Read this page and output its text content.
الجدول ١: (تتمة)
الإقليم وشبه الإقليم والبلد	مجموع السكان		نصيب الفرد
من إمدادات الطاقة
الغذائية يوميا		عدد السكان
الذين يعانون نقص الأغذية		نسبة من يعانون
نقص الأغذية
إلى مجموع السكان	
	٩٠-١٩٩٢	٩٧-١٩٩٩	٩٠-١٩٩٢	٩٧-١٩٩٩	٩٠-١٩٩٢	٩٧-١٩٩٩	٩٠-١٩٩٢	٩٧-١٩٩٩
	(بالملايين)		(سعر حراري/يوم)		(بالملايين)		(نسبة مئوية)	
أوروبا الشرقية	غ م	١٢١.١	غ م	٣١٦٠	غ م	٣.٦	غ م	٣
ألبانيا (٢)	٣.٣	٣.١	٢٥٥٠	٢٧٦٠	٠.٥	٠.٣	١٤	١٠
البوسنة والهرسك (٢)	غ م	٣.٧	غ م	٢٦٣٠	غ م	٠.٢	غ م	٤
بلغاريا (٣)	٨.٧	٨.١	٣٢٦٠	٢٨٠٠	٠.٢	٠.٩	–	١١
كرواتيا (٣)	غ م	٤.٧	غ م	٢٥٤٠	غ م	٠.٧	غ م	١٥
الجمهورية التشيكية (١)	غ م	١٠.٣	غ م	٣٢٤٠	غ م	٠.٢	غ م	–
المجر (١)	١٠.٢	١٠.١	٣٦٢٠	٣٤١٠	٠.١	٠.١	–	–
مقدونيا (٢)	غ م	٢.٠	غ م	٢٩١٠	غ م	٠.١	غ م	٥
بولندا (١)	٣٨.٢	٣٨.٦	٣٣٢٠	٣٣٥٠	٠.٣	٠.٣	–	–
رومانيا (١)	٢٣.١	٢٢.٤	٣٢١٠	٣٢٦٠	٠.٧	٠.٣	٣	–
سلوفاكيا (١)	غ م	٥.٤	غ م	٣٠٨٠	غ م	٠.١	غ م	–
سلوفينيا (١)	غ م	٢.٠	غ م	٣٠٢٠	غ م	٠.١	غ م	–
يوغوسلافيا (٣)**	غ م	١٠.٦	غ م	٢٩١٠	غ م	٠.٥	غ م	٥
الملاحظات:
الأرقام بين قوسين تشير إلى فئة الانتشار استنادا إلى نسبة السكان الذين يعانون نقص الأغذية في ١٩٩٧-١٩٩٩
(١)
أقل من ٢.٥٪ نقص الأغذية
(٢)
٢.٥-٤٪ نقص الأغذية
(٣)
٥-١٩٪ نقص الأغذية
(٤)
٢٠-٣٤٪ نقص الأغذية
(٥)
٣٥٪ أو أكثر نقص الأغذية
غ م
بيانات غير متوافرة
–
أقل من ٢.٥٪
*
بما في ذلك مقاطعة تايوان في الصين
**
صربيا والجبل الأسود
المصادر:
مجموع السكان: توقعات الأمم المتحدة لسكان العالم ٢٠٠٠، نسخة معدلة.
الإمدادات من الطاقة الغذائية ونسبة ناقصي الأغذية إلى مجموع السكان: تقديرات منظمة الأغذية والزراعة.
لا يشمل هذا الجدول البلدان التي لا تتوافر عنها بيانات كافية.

□ □ □ □ □ □ □

# Given exercise
Repeat the material in full, exactly as it stands.

# Exercise output
Read this page and output its text content.
الجدول ١: (تتمة)
الإقليم وشبه الإقليم والبلد	مجموع السكان		نصيب الفرد
من إمدادات الطاقة
الغذائية يوميا		عدد السكان
الذين يعانون نقص الأغذية		نسبة من يعانون
نقص الأغذية
إلى مجموع السكان	
	٩٠-١٩٩٢	٩٧-١٩٩٩	٩٠-١٩٩٢	٩٧-١٩٩٩	٩٠-١٩٩٢	٩٧-١٩٩٩	٩٠-١٩٩٢	٩٧-١٩٩٩
	(بالملايين)		(سعر حراري/يوم)		(بالملايين)		(نسبة مئوية)	
أوروبا الشرقية	غ م	١٢١.١	غ م	٣١٦٠	غ م	٣.٦	غ م	٣
ألبانيا (٢)	٣.٣	٣.١	٢٥٥٠	٢٧٦٠	٠.٥	٠.٣	١٤	١٠
البوسنة والهرسك (٢)	غ م	٣.٧	غ م	٢٦٣٠	غ م	٠.٢	غ م	٤
بلغاريا (٣)	٨.٧	٨.١	٣٢٦٠	٢٨٠٠	٠.٢	٠.٩	–	١١
كرواتيا (٣)	غ م	٤.٧	غ م	٢٥٤٠	غ م	٠.٧	غ م	١٥
الجمهورية التشيكية (١)	غ م	١٠.٣	غ م	٣٢٤٠	غ م	٠.٢	غ م	–
المجر (١)	١٠.٢	١٠.١	٣٦٢٠	٣٤١٠	٠.١	٠.١	–	–
مقدونيا (٢)	غ م	٢.٠	غ م	٢٩١٠	غ م	٠.١	غ م	٥
بولندا (١)	٣٨.٢	٣٨.٦	٣٣٢٠	٣٣٥٠	٠.٣	٠.٣	–	–
رومانيا (١)	٢٣.١	٢٢.٤	٣٢١٠	٣٢٦٠	٠.٧	٠.٣	٣	–
سلوفاكيا (١)	غ م	٥.٤	غ م	٣٠٨٠	غ م	٠.١	غ م	–
سلوفينيا (١)	غ م	٢.٠	غ م	٣٠٢٠	غ م	٠.١	غ م	–
يوغوسلافيا (٣)**	غ م	١٠.٦	غ م	٢٩١٠	غ م	٠.٥	غ م	٥
الملاحظات:
الأرقام بين قوسين تشير إلى فئة الانتشار استنادا إلى نسبة السكان الذين يعانون نقص الأغذية في ١٩٩٧-١٩٩٩
(١)
أقل من ٢.٥٪ نقص الأغذية
(٢)
٢.٥-٤٪ نقص الأغذية
(٣)
٥-١٩٪ نقص الأغذية
(٤)
٢٠-٣٤٪ نقص الأغذية
(٥)
٣٥٪ أو أكثر نقص الأغذية
غ م
بيانات غير متوافرة
–
أقل من ٢.٥٪
*
بما في ذلك مقاطعة تايوان في الصين
**
صربيا والجبل الأسود
المصادر:
مجموع السكان: توقعات الأمم المتحدة لسكان العالم ٢٠٠٠، نسخة معدلة.
الإمدادات من الطاقة الغذائية ونسبة ناقصي الأغذية إلى مجموع السكان: تقديرات منظمة الأغذية والزراعة.
لا يشمل هذا الجدول البلدان التي لا تتوافر عنها بيانات كافية.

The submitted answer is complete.